## Problem A
According to the VFP history text, what inspired the Europa code name?
## Problem B
From the listing, not the VFP history text, give as a JSON list of strings, one per line with blank lines omitted, the lines starting with the line containing "stage-label: 关卡: [864, 27, 900, 45]" and continuing through the line containing "level-label: 等级60 [384, 293, 433, 311]".

## Article
:::
Then after VFP 7.0, it was decided to keep VFP as a stand-alone product outside of the VS bundle, since it would not be part of the .NET platform. This made sense, and allowed VFP to ship on it's own new version timeline. Each new version released, it was expected that was the last version. Nobody on the Fox team, not a single person, expected a version after VFP 8.0 released. Sales continued to decline annually, and so did the marketing budget. The only way to grow/increase sales of VFP would have been to compete with VS and take away budget and resources from VS. In reality, the biggest competitor to VFP was VS (not Delphi or any non-MS product). Most marketing and management folks in VS/.NET would have preferred Fox develepers use Borland's Delphi.NET rather than Microsoft VFP, since they would be building on the .NET platform rather than the old legacy COM. COM became the enemy, to move people away from it, just like HTML/JavaScript is a current enemy to the Microsoft platform today as well.

So when VFP 8.0 was released, a few of us met with Eric Rudder (was had become senior VP of all developer tools and SQL Server, with 20,000 employees in that division) and he didn't think many VFP developers were ready for to move to VS 2003/2005, and asked us to propose what a VFP 9.0 would look like. We focused on making that version the most community version ever, really focusing on the Wish List database of feedback and ideas here on the UT, and feedback from insiders/MVPs, etc. It lead to enhancing the report writer and engine in a big way. The plan was approved, and the team was down to 8 people total including me as product manager and the test team. I recall coming up with the Europa code name while having dinner with Beth Massi at Chili's, and it was inspired by the movie 2010 (nothing to do with Europe).
:::
## Available data
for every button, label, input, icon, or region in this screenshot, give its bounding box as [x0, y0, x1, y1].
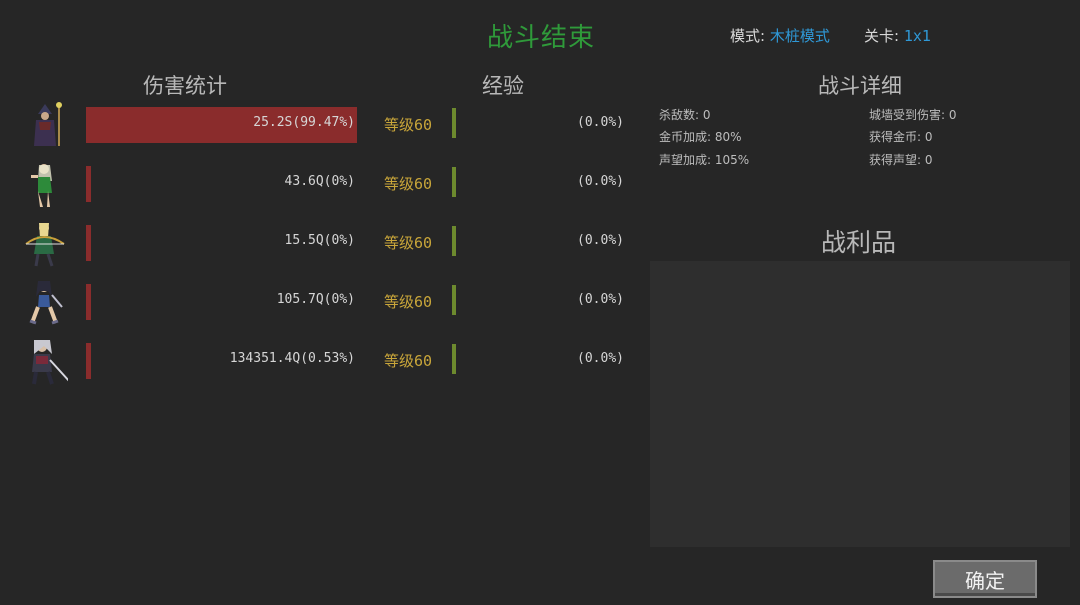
stage-label: 关卡: [864, 27, 900, 45]
hero-row: 25.2S(99.47%) 等级60 (0.0%) [0, 100, 640, 150]
stage-info: 关卡: 1x1 [864, 25, 931, 46]
hero-row: 43.6Q(0%) 等级60 (0.0%) [0, 159, 640, 209]
warrior-woman-avatar-icon [22, 277, 68, 327]
swordsman-avatar-icon [22, 336, 71, 386]
exp-value: (0.0%) [577, 233, 624, 248]
wall-damage-stat: 城墙受到伤害: 0 [869, 108, 957, 122]
elf-avatar-icon [22, 159, 68, 209]
fame-bonus-stat: 声望加成: 105% [659, 153, 750, 167]
damage-value: 134351.4Q(0.53%) [229, 351, 355, 366]
battle-end-title: 战斗结束 [487, 23, 596, 53]
damage-stats-heading: 伤害统计 [143, 74, 227, 98]
confirm-button[interactable]: 确定 [933, 560, 1037, 598]
stage-value: 1x1 [903, 27, 931, 45]
loot-panel [650, 261, 1070, 547]
exp-bar [452, 285, 456, 315]
exp-bar [452, 226, 456, 256]
level-label: 等级60 [384, 352, 433, 370]
exp-value: (0.0%) [577, 292, 624, 307]
level-label: 等级60 [384, 116, 433, 134]
damage-bar [86, 166, 91, 202]
damage-bar [86, 284, 91, 320]
exp-bar [452, 344, 456, 374]
mode-info: 模式: 木桩模式 [730, 25, 830, 46]
hero-row: 134351.4Q(0.53%) 等级60 (0.0%) [0, 336, 640, 386]
level-label: 等级60 [384, 175, 433, 193]
exp-bar [452, 167, 456, 197]
mode-label: 模式: [730, 27, 766, 45]
gold-bonus-stat: 金币加成: 80% [659, 130, 742, 144]
damage-bar [86, 225, 91, 261]
damage-value: 105.7Q(0%) [276, 292, 355, 307]
fame-gain-stat: 获得声望: 0 [869, 153, 933, 167]
hero-row: 105.7Q(0%) 等级60 (0.0%) [0, 277, 640, 327]
exp-bar [452, 108, 456, 138]
battle-detail-heading: 战斗详细 [818, 74, 902, 98]
damage-value: 15.5Q(0%) [284, 233, 355, 248]
loot-heading: 战利品 [821, 228, 897, 257]
mode-value: 木桩模式 [769, 27, 830, 45]
damage-value: 43.6Q(0%) [284, 174, 355, 189]
damage-bar [86, 343, 91, 379]
exp-value: (0.0%) [577, 174, 624, 189]
kills-stat: 杀敌数: 0 [659, 108, 711, 122]
level-label: 等级60 [384, 234, 433, 252]
damage-value: 25.2S(99.47%) [253, 115, 355, 130]
level-label: 等级60 [384, 293, 433, 311]
exp-value: (0.0%) [577, 351, 624, 366]
sorcerer-avatar-icon [22, 100, 68, 150]
archer-avatar-icon [22, 218, 68, 268]
hero-row: 15.5Q(0%) 等级60 (0.0%) [0, 218, 640, 268]
exp-heading: 经验 [482, 74, 524, 98]
exp-value: (0.0%) [577, 115, 624, 130]
gold-gain-stat: 获得金币: 0 [869, 130, 933, 144]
:::
## Exercise output A
The movie 2010 inspired it.

## Exercise output B
[
  "stage-label: 关卡: [864, 27, 900, 45]",
  "hero-row: 25.2S(99.47%) 等级60 (0.0%) [0, 100, 640, 150]",
  "stage-info: 关卡: 1x1 [864, 25, 931, 46]",
  "hero-row: 43.6Q(0%) 等级60 (0.0%) [0, 159, 640, 209]",
  "warrior-woman-avatar-icon [22, 277, 68, 327]",
  "swordsman-avatar-icon [22, 336, 71, 386]",
  "exp-value: (0.0%) [577, 233, 624, 248]",
  "wall-damage-stat: 城墙受到伤害: 0 [869, 108, 957, 122]",
  "elf-avatar-icon [22, 159, 68, 209]",
  "fame-bonus-stat: 声望加成: 105% [659, 153, 750, 167]",
  "damage-value: 134351.4Q(0.53%) [229, 351, 355, 366]",
  "battle-end-title: 战斗结束 [487, 23, 596, 53]",
  "damage-stats-heading: 伤害统计 [143, 74, 227, 98]",
  "confirm-button[interactable]: 确定 [933, 560, 1037, 598]",
  "stage-value: 1x1 [903, 27, 931, 45]",
  "loot-panel [650, 261, 1070, 547]",
  "exp-bar [452, 285, 456, 315]",
  "exp-bar [452, 226, 456, 256]",
  "level-label: 等级60 [384, 352, 433, 370]",
  "exp-value: (0.0%) [577, 292, 624, 307]",
  "level-label: 等级60 [384, 116, 433, 134]",
  "damage-bar [86, 166, 91, 202]",
  "damage-bar [86, 284, 91, 320]",
  "exp-bar [452, 344, 456, 374]",
  "mode-info: 模式: 木桩模式 [730, 25, 830, 46]",
  "hero-row: 134351.4Q(0.53%) 等级60 (0.0%) [0, 336, 640, 386]",
  "level-label: 等级60 [384, 175, 433, 193]",
  "exp-bar [452, 167, 456, 197]",
  "mode-label: 模式: [730, 27, 766, 45]",
  "gold-bonus-stat: 金币加成: 80% [659, 130, 742, 144]",
  "damage-bar [86, 225, 91, 261]",
  "damage-value: 105.7Q(0%) [276, 292, 355, 307]",
  "fame-gain-stat: 获得声望: 0 [869, 153, 933, 167]",
  "hero-row: 105.7Q(0%) 等级60 (0.0%) [0, 277, 640, 327]",
  "exp-bar [452, 108, 456, 138]",
  "battle-detail-heading: 战斗详细 [818, 74, 902, 98]",
  "damage-value: 15.5Q(0%) [284, 233, 355, 248]",
  "loot-heading: 战利品 [821, 228, 897, 257]",
  "mode-value: 木桩模式 [769, 27, 830, 45]",
  "damage-value: 43.6Q(0%) [284, 174, 355, 189]",
  "damage-bar [86, 343, 91, 379]",
  "exp-value: (0.0%) [577, 174, 624, 189]",
  "kills-stat: 杀敌数: 0 [659, 108, 711, 122]",
  "level-label: 等级60 [384, 234, 433, 252]",
  "damage-value: 25.2S(99.47%) [253, 115, 355, 130]",
  "level-label: 等级60 [384, 293, 433, 311]"
]